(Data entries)
■ ■ ■ ■

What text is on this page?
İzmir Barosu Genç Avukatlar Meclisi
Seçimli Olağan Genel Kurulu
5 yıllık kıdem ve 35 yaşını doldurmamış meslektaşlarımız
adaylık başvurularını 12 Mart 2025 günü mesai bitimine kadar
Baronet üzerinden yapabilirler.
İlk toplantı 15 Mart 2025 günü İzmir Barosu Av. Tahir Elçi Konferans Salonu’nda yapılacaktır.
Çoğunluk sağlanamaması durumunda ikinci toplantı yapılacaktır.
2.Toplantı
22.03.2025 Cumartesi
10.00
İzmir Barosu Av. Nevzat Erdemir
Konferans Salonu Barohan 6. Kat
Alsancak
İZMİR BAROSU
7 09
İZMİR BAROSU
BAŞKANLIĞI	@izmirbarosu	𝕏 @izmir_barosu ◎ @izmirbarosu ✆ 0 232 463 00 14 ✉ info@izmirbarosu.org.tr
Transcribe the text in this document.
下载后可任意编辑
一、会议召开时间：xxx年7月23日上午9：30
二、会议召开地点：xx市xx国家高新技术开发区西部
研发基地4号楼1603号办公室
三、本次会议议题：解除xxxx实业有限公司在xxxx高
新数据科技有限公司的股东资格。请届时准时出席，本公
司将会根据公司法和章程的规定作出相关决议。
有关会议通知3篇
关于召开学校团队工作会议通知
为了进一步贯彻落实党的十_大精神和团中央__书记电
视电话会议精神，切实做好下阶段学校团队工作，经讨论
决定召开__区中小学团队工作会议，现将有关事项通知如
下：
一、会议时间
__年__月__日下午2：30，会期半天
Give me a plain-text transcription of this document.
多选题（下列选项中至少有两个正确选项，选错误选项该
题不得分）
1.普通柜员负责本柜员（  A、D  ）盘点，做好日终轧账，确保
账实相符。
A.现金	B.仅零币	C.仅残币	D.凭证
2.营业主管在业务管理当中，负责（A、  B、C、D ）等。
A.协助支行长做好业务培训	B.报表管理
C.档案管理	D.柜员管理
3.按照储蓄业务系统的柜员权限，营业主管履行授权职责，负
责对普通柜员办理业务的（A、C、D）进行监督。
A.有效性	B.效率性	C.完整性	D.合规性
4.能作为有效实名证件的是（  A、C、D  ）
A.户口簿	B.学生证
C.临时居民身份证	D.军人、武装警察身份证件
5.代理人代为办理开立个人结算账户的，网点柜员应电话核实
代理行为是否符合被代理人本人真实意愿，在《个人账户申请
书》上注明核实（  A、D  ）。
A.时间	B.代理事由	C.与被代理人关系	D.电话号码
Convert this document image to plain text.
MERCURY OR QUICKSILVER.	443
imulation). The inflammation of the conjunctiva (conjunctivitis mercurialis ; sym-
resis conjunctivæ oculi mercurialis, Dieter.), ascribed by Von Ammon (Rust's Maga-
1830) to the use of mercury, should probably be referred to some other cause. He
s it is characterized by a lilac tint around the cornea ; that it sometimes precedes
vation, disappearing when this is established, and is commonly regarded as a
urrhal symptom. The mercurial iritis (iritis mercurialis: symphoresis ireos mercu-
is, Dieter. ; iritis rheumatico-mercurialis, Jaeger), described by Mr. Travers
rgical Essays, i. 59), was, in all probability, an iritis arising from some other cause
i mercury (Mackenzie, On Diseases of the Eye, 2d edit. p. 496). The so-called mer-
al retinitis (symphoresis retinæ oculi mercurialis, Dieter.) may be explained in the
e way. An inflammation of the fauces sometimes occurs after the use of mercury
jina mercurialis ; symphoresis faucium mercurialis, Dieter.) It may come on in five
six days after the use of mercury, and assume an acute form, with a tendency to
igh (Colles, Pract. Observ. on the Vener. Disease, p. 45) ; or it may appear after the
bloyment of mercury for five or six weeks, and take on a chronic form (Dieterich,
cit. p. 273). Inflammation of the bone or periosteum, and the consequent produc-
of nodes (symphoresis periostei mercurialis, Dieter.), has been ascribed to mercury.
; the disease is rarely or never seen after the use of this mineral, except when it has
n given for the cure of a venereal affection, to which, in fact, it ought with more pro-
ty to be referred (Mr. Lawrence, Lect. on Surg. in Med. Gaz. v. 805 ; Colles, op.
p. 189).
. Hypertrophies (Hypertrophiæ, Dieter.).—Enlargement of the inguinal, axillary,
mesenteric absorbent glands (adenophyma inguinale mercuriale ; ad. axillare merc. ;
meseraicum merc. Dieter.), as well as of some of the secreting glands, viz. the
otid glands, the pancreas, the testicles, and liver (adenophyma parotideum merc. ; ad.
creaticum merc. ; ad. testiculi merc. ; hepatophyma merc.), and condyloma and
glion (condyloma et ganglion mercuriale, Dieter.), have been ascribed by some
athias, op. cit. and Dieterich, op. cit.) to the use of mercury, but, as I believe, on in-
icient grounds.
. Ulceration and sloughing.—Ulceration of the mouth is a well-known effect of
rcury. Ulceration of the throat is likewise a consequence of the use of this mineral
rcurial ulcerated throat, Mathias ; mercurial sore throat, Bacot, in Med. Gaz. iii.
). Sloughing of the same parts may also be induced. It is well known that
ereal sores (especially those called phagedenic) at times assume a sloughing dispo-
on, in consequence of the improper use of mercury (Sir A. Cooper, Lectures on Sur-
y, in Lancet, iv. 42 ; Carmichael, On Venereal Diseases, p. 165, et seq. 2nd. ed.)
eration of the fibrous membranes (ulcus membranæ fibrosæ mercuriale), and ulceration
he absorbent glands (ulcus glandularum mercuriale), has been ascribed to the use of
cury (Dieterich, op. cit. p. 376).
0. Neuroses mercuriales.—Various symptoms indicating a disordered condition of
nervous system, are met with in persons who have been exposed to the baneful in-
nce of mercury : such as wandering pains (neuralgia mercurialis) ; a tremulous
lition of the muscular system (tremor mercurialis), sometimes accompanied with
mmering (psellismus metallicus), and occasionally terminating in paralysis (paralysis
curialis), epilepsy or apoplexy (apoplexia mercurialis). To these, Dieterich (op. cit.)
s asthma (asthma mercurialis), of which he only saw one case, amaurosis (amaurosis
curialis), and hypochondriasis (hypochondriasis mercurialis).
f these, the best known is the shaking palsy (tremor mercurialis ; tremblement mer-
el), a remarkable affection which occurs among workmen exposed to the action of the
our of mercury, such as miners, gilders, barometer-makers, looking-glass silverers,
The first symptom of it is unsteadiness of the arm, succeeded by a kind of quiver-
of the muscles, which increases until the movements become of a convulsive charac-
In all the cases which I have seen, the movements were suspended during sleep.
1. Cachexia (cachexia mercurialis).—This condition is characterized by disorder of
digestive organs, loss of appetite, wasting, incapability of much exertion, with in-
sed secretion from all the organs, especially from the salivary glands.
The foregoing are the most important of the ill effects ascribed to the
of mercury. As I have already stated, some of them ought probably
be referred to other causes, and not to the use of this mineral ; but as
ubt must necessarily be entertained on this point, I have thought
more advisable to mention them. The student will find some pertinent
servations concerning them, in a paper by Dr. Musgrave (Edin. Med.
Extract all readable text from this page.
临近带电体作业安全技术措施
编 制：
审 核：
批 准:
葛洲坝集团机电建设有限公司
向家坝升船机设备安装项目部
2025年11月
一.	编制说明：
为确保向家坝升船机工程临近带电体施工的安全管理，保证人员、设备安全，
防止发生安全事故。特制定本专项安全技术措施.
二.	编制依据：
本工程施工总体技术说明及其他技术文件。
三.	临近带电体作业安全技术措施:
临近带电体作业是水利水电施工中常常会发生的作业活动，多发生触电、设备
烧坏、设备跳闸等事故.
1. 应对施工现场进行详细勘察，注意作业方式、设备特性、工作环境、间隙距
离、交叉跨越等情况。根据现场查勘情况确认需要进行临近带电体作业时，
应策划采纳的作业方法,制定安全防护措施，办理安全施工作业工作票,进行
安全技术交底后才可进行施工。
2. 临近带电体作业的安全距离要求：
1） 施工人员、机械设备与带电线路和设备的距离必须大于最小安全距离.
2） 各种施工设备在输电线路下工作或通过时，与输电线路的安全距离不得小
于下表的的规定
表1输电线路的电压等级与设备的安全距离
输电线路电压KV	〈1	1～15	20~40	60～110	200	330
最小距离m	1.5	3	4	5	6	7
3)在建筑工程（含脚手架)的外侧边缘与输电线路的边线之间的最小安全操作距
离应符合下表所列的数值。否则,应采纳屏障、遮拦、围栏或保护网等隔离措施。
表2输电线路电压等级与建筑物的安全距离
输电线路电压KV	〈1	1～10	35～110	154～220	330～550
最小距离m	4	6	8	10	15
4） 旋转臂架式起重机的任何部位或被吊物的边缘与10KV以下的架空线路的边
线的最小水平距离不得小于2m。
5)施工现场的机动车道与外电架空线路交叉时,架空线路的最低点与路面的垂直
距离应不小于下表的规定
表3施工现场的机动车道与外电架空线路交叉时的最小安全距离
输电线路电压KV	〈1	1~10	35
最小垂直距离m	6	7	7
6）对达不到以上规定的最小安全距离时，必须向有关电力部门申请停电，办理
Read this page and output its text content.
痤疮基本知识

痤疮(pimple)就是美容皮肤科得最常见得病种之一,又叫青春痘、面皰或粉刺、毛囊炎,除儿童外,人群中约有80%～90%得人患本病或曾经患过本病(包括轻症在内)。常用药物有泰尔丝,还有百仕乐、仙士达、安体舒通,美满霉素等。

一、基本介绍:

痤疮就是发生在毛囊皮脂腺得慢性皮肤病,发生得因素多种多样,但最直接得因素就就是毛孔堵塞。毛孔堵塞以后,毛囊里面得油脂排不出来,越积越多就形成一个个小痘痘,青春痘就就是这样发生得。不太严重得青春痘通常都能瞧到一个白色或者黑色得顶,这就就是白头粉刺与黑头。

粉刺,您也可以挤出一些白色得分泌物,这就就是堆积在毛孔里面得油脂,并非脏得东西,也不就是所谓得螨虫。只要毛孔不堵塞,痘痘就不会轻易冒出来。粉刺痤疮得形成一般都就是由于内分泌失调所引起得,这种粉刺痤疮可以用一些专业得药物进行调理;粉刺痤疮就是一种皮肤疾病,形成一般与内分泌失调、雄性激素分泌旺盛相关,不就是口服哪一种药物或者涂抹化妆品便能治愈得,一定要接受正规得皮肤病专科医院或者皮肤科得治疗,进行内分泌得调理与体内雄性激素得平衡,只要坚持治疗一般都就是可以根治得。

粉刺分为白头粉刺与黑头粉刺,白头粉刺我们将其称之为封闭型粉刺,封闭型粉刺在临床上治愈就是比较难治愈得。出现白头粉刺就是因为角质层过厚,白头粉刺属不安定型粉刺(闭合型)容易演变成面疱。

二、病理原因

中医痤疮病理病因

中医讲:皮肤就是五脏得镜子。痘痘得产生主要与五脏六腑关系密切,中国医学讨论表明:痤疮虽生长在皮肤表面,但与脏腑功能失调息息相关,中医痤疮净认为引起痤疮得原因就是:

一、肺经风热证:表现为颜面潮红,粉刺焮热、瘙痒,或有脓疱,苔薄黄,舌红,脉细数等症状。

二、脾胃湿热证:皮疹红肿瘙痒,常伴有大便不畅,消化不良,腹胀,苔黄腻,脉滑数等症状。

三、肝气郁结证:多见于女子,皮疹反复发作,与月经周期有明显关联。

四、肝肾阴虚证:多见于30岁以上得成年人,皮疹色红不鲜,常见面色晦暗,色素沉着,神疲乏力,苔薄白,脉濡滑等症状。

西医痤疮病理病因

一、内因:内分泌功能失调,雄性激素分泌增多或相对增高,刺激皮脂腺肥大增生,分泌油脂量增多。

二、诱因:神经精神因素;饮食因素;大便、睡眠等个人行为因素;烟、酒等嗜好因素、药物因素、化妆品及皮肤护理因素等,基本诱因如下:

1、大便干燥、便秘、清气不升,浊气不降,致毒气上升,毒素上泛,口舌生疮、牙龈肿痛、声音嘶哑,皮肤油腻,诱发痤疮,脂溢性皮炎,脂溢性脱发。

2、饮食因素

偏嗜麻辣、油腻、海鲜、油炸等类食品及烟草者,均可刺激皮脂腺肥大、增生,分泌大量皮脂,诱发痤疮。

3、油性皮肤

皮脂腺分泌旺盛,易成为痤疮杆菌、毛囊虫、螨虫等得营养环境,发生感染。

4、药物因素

■ ■ ■ ■

▸ **What to do**: Where a line above includes "ulcus", copy that line.

▸ **Correct answer**:
eration of the fibrous membranes (ulcus membranæ fibrosæ mercuriale), and ulceration
he absorbent glands (ulcus glandularum mercuriale), has been ascribed to the use of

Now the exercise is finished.